Как все это просто… Как просто — и как трудно. Трудно открыть свое сердце и пойти на то, чтобы стать беззащитным, уязвимым. Трудно отдаться Богу и людям; отдаться со страхом и ужасом порой — но с дерзновением о том, что все возможно в укрепляющем нас Господе Иисусе Христе (Флп. 4,13), и помня другое слово апостола Павла: сила Божия в немощи совершается (2 Кор. 12, 9). Как бы ни был ты немощен — только раскройся, только дай дыханию жизни войти в тебя, наполнить тебя, как парус, и это дыхание жизни тебя унесет, куда нужно — в Царство Божие.
Но путь только один: Я — Путь, Я — Истина, Я — Жизнь, — говорит Господь. И вглядываясь в Него, сродняясь с Ним, мы можем стать полностью Человеком. Как это дивно, и как велик человек, если его мера — Сын Божий воплотившийся.

Записи набора данных
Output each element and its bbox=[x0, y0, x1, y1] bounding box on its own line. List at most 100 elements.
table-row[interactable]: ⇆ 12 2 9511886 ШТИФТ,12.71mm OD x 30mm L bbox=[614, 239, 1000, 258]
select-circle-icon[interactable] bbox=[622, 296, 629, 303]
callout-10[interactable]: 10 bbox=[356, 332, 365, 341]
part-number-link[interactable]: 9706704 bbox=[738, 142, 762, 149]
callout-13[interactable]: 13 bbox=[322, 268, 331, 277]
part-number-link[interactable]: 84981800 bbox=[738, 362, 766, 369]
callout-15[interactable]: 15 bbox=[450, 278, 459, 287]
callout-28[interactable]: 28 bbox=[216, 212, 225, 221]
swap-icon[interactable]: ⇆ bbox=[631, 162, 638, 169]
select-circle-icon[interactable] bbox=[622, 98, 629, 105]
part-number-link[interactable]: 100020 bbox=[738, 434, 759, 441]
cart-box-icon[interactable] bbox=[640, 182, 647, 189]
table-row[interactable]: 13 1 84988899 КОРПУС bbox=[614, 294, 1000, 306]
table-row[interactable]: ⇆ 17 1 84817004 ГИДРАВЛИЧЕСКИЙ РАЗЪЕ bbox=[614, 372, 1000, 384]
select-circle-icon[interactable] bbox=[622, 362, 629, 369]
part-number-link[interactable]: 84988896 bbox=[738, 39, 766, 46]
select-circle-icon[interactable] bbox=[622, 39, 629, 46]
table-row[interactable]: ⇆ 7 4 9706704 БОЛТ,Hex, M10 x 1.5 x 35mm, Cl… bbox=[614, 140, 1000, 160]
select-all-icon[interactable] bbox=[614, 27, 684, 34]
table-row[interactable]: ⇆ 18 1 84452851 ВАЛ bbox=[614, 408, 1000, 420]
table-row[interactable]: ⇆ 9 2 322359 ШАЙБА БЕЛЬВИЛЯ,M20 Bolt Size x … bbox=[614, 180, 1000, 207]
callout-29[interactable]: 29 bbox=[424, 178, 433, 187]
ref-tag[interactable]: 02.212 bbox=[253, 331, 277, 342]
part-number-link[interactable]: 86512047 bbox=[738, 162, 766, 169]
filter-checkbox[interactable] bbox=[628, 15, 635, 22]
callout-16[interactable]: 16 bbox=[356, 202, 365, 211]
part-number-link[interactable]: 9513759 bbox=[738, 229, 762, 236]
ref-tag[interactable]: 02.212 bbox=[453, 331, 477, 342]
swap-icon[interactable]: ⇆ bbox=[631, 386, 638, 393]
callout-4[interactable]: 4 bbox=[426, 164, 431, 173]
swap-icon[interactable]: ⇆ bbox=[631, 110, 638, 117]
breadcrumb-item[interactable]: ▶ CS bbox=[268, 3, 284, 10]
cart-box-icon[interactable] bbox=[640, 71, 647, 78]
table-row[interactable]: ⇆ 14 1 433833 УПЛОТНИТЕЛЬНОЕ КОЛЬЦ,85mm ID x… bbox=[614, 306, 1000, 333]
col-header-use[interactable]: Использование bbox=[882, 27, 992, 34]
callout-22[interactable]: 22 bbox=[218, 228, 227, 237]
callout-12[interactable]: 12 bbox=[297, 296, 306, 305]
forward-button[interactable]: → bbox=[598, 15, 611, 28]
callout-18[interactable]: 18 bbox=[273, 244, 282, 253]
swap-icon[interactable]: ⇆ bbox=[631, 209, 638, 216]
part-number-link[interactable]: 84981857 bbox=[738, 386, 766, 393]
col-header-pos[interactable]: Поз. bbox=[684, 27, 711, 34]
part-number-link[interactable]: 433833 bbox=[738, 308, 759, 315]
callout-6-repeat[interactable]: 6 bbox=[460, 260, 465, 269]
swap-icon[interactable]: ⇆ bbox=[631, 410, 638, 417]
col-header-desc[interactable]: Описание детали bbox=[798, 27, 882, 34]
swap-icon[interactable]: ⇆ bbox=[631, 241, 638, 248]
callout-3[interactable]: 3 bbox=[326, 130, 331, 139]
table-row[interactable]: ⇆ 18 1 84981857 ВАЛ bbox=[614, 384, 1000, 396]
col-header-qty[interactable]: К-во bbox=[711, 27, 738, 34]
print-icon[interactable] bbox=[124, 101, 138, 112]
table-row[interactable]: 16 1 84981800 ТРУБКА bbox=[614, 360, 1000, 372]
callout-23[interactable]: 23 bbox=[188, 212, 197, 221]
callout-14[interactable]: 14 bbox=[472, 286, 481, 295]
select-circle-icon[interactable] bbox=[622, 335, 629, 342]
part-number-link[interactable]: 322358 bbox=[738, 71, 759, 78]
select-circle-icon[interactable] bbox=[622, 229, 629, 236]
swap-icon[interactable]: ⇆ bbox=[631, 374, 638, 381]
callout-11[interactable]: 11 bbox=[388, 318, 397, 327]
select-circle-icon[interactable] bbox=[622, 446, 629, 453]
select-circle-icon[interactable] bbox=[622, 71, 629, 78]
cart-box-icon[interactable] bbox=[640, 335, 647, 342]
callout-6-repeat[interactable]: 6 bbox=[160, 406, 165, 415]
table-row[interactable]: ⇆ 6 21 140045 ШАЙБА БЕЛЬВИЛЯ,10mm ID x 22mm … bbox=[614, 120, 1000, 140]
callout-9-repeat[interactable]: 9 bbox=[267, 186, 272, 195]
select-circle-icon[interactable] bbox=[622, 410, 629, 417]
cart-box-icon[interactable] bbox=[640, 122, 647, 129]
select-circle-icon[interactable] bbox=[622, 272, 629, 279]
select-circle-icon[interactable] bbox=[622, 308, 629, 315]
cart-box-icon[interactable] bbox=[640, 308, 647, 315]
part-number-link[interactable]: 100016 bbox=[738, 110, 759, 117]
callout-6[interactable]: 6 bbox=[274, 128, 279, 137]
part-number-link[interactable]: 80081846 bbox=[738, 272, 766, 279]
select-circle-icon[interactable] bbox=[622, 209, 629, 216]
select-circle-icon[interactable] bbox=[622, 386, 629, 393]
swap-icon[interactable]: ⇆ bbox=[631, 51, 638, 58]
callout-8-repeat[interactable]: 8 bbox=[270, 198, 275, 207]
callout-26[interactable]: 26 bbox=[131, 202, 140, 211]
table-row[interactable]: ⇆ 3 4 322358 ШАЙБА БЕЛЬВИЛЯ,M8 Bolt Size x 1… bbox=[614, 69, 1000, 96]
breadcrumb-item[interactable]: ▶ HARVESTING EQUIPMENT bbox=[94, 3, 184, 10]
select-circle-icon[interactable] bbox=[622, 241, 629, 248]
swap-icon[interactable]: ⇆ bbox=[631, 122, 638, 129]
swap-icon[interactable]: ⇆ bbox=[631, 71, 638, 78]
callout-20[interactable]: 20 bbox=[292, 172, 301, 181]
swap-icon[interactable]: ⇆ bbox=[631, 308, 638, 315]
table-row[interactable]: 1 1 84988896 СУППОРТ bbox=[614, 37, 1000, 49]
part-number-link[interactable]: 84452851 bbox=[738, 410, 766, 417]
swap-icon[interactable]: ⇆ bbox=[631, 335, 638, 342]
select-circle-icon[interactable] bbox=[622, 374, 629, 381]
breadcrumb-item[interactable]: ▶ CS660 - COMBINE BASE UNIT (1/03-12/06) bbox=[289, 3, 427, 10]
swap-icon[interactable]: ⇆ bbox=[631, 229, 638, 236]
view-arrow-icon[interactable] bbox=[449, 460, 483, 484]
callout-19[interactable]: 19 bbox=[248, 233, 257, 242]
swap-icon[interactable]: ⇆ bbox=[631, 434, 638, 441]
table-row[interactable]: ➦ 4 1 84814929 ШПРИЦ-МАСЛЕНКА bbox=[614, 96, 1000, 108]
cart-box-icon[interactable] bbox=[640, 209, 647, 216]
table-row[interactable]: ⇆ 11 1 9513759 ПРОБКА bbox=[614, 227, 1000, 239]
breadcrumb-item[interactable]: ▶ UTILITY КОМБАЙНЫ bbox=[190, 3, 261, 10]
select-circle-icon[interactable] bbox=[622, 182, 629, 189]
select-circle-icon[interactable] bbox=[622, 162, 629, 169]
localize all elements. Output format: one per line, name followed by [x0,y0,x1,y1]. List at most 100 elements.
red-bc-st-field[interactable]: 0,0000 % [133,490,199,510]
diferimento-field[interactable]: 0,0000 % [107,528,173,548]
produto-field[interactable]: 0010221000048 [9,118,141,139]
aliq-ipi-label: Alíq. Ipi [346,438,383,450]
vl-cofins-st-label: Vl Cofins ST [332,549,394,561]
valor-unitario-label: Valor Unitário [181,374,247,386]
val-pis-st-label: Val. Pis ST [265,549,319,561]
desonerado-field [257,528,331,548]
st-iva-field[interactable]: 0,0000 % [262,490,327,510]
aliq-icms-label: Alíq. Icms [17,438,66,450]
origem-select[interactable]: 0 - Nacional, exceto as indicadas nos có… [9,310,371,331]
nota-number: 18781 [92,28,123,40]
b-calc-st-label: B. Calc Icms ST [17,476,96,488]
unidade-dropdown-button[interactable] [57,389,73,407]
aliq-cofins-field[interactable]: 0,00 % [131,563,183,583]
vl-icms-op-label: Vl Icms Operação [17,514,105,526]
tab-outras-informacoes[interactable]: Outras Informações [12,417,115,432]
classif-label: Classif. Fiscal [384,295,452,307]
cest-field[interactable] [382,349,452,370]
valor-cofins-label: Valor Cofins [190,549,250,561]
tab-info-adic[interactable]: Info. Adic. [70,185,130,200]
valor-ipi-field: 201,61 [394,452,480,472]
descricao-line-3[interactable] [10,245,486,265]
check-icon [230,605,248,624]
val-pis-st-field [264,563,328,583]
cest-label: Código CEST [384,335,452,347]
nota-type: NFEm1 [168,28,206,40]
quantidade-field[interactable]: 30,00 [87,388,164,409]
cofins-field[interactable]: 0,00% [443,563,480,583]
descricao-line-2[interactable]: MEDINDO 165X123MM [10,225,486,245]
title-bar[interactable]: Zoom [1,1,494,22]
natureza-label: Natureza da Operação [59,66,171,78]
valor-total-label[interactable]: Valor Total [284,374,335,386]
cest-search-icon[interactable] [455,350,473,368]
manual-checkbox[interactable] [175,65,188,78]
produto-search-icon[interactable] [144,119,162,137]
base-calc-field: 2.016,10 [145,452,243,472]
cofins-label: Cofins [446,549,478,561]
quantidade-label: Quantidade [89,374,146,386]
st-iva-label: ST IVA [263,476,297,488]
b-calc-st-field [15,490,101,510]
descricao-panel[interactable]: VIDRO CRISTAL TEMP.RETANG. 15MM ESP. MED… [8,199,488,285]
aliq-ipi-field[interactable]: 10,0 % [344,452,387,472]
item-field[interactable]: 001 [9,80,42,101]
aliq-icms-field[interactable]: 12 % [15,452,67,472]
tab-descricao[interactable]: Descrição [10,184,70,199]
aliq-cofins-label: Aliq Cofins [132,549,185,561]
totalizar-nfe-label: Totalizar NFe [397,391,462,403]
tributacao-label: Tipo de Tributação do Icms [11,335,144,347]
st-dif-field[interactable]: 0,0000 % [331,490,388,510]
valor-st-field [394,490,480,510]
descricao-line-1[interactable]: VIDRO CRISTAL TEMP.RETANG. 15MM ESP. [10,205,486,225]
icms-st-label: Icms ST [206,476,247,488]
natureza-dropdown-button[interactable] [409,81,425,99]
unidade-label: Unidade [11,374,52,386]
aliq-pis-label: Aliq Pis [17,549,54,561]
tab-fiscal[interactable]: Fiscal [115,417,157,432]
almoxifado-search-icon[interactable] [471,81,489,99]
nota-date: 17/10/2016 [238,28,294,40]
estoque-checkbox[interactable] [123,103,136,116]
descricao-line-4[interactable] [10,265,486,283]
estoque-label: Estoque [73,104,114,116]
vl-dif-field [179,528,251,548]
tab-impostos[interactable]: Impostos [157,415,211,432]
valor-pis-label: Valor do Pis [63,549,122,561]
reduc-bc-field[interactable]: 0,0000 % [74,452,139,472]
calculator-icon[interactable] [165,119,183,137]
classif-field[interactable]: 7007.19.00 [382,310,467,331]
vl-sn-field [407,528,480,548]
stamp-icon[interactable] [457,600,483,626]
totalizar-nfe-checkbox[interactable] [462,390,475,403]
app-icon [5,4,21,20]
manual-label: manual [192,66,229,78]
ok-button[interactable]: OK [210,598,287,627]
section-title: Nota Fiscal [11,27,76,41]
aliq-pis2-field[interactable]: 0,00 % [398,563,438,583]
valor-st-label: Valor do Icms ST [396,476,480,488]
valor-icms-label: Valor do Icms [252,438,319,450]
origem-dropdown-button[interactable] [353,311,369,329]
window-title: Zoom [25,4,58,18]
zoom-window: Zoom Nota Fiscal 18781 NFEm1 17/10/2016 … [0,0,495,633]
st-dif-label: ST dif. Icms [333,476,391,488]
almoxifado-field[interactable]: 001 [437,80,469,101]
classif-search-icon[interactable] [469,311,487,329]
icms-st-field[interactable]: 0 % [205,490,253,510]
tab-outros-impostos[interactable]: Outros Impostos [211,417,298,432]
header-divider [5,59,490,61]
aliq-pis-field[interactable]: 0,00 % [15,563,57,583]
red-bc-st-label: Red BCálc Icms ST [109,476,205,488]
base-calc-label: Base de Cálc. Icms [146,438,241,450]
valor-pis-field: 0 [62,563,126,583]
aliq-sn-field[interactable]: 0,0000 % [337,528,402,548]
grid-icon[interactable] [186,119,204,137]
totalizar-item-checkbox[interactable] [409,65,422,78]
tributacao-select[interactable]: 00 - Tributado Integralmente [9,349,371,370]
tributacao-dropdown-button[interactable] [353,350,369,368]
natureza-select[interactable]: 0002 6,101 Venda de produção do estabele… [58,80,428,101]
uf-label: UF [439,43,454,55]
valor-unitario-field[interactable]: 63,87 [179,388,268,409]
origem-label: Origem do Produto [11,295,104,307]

Задание
Укажите, пожалуйста, с чем в исходном тексте сравнивается человек, которого наполняет дыхание жизни.

Результат задания
С парусом.